WHAT YOU NEED TO DO -
Reproduce every one of the following lines verbatim.

(Records taken from a collection)
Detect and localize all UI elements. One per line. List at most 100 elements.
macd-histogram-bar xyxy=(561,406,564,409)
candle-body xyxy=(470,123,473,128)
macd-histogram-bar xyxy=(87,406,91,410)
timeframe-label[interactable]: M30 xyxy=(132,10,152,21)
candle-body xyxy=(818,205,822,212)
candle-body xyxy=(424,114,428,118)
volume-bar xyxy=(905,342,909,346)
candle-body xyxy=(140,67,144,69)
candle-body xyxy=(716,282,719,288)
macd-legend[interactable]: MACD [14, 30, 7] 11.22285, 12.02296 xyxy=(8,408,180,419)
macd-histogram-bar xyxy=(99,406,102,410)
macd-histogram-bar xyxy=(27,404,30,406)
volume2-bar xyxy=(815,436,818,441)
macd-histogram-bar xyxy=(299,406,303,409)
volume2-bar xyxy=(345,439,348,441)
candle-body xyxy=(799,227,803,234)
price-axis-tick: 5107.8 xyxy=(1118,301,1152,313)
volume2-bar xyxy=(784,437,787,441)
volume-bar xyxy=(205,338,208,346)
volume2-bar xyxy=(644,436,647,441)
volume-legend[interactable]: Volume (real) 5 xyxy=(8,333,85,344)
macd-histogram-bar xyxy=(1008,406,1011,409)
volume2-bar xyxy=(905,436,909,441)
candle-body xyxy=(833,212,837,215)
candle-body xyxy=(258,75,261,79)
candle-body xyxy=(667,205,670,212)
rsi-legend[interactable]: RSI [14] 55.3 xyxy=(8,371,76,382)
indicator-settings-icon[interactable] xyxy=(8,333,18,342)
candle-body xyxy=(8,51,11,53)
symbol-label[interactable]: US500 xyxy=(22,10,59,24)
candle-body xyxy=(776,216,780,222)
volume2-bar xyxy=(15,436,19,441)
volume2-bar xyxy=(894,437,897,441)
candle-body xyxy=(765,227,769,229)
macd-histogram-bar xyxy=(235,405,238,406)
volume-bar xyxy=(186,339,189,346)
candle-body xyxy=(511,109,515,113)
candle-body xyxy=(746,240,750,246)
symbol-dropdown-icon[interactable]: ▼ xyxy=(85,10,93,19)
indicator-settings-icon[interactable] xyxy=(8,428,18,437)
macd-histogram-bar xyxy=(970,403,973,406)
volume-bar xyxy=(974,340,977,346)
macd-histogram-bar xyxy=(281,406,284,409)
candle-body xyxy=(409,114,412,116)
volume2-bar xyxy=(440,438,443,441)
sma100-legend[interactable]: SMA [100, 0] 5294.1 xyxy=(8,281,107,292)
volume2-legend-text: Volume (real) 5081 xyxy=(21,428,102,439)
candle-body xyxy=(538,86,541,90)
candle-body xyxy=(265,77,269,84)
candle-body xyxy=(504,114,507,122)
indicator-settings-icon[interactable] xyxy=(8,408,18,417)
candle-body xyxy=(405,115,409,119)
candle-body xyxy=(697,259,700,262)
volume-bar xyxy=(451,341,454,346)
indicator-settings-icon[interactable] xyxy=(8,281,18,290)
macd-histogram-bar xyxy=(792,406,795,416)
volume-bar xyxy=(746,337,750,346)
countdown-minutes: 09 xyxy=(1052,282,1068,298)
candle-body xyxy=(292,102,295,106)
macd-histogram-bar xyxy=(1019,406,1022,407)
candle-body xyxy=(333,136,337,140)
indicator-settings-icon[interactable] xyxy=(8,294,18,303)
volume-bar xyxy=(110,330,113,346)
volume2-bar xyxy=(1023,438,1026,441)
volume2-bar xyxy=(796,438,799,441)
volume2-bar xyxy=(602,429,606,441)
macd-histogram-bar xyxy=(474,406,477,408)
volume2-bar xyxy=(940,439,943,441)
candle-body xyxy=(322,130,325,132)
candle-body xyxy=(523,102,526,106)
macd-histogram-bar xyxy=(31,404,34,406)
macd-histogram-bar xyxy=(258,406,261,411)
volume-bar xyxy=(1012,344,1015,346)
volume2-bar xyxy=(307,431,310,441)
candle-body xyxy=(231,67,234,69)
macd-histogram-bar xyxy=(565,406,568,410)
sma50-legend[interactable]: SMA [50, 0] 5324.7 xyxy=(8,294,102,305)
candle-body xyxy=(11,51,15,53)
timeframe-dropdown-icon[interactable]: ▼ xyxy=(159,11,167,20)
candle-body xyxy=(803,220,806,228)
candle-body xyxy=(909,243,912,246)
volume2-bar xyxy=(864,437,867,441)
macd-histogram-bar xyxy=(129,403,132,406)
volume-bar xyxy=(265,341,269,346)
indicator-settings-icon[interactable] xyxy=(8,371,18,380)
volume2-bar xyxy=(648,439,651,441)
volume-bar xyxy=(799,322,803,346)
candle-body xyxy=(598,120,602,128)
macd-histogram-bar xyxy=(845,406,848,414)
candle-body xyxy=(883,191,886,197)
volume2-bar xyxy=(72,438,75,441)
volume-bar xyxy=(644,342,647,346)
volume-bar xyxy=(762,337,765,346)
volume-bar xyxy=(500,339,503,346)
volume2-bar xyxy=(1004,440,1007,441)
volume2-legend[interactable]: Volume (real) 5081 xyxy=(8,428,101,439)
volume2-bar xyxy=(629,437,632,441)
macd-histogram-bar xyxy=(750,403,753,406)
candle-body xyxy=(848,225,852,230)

WORKED ANSWER -
Detect and localize all UI elements. One per line. List at most 100 elements.
macd-histogram-bar xyxy=(561,406,564,409)
candle-body xyxy=(470,123,473,128)
macd-histogram-bar xyxy=(87,406,91,410)
timeframe-label[interactable]: M30 xyxy=(132,10,152,21)
candle-body xyxy=(818,205,822,212)
candle-body xyxy=(424,114,428,118)
volume-bar xyxy=(905,342,909,346)
candle-body xyxy=(140,67,144,69)
candle-body xyxy=(716,282,719,288)
macd-legend[interactable]: MACD [14, 30, 7] 11.22285, 12.02296 xyxy=(8,408,180,419)
macd-histogram-bar xyxy=(99,406,102,410)
macd-histogram-bar xyxy=(27,404,30,406)
volume2-bar xyxy=(815,436,818,441)
macd-histogram-bar xyxy=(299,406,303,409)
volume2-bar xyxy=(345,439,348,441)
candle-body xyxy=(799,227,803,234)
price-axis-tick: 5107.8 xyxy=(1118,301,1152,313)
volume2-bar xyxy=(784,437,787,441)
volume-bar xyxy=(205,338,208,346)
volume2-bar xyxy=(644,436,647,441)
volume-legend[interactable]: Volume (real) 5 xyxy=(8,333,85,344)
macd-histogram-bar xyxy=(1008,406,1011,409)
volume2-bar xyxy=(905,436,909,441)
candle-body xyxy=(833,212,837,215)
candle-body xyxy=(258,75,261,79)
candle-body xyxy=(667,205,670,212)
rsi-legend[interactable]: RSI [14] 55.3 xyxy=(8,371,76,382)
indicator-settings-icon[interactable] xyxy=(8,333,18,342)
candle-body xyxy=(8,51,11,53)
symbol-label[interactable]: US500 xyxy=(22,10,59,24)
candle-body xyxy=(776,216,780,222)
volume2-bar xyxy=(15,436,19,441)
volume2-bar xyxy=(894,437,897,441)
candle-body xyxy=(765,227,769,229)
macd-histogram-bar xyxy=(235,405,238,406)
volume-bar xyxy=(186,339,189,346)
candle-body xyxy=(511,109,515,113)
candle-body xyxy=(746,240,750,246)
symbol-dropdown-icon[interactable]: ▼ xyxy=(85,10,93,19)
indicator-settings-icon[interactable] xyxy=(8,428,18,437)
macd-histogram-bar xyxy=(970,403,973,406)
volume-bar xyxy=(974,340,977,346)
macd-histogram-bar xyxy=(281,406,284,409)
candle-body xyxy=(409,114,412,116)
volume2-bar xyxy=(440,438,443,441)
sma100-legend[interactable]: SMA [100, 0] 5294.1 xyxy=(8,281,107,292)
volume2-legend-text: Volume (real) 5081 xyxy=(21,428,102,439)
candle-body xyxy=(538,86,541,90)
candle-body xyxy=(265,77,269,84)
candle-body xyxy=(504,114,507,122)
indicator-settings-icon[interactable] xyxy=(8,408,18,417)
candle-body xyxy=(405,115,409,119)
candle-body xyxy=(697,259,700,262)
volume-bar xyxy=(451,341,454,346)
indicator-settings-icon[interactable] xyxy=(8,281,18,290)
macd-histogram-bar xyxy=(792,406,795,416)
volume-bar xyxy=(746,337,750,346)
countdown-minutes: 09 xyxy=(1052,282,1068,298)
candle-body xyxy=(292,102,295,106)
macd-histogram-bar xyxy=(1019,406,1022,407)
candle-body xyxy=(333,136,337,140)
indicator-settings-icon[interactable] xyxy=(8,294,18,303)
volume-bar xyxy=(110,330,113,346)
volume2-bar xyxy=(1023,438,1026,441)
volume2-bar xyxy=(796,438,799,441)
volume2-bar xyxy=(602,429,606,441)
macd-histogram-bar xyxy=(474,406,477,408)
volume2-bar xyxy=(940,439,943,441)
candle-body xyxy=(322,130,325,132)
candle-body xyxy=(523,102,526,106)
macd-histogram-bar xyxy=(31,404,34,406)
macd-histogram-bar xyxy=(258,406,261,411)
volume-bar xyxy=(1012,344,1015,346)
volume2-bar xyxy=(307,431,310,441)
candle-body xyxy=(231,67,234,69)
macd-histogram-bar xyxy=(565,406,568,410)
sma50-legend[interactable]: SMA [50, 0] 5324.7 xyxy=(8,294,102,305)
candle-body xyxy=(11,51,15,53)
timeframe-dropdown-icon[interactable]: ▼ xyxy=(159,11,167,20)
candle-body xyxy=(803,220,806,228)
candle-body xyxy=(909,243,912,246)
volume2-bar xyxy=(864,437,867,441)
macd-histogram-bar xyxy=(129,403,132,406)
volume-bar xyxy=(265,341,269,346)
indicator-settings-icon[interactable] xyxy=(8,371,18,380)
volume2-bar xyxy=(648,439,651,441)
volume-bar xyxy=(799,322,803,346)
candle-body xyxy=(598,120,602,128)
macd-histogram-bar xyxy=(845,406,848,414)
candle-body xyxy=(883,191,886,197)
volume2-bar xyxy=(72,438,75,441)
volume-bar xyxy=(644,342,647,346)
volume-bar xyxy=(762,337,765,346)
volume-bar xyxy=(500,339,503,346)
volume2-bar xyxy=(1004,440,1007,441)
volume2-legend[interactable]: Volume (real) 5081 xyxy=(8,428,101,439)
volume2-bar xyxy=(629,437,632,441)
macd-histogram-bar xyxy=(750,403,753,406)
candle-body xyxy=(848,225,852,230)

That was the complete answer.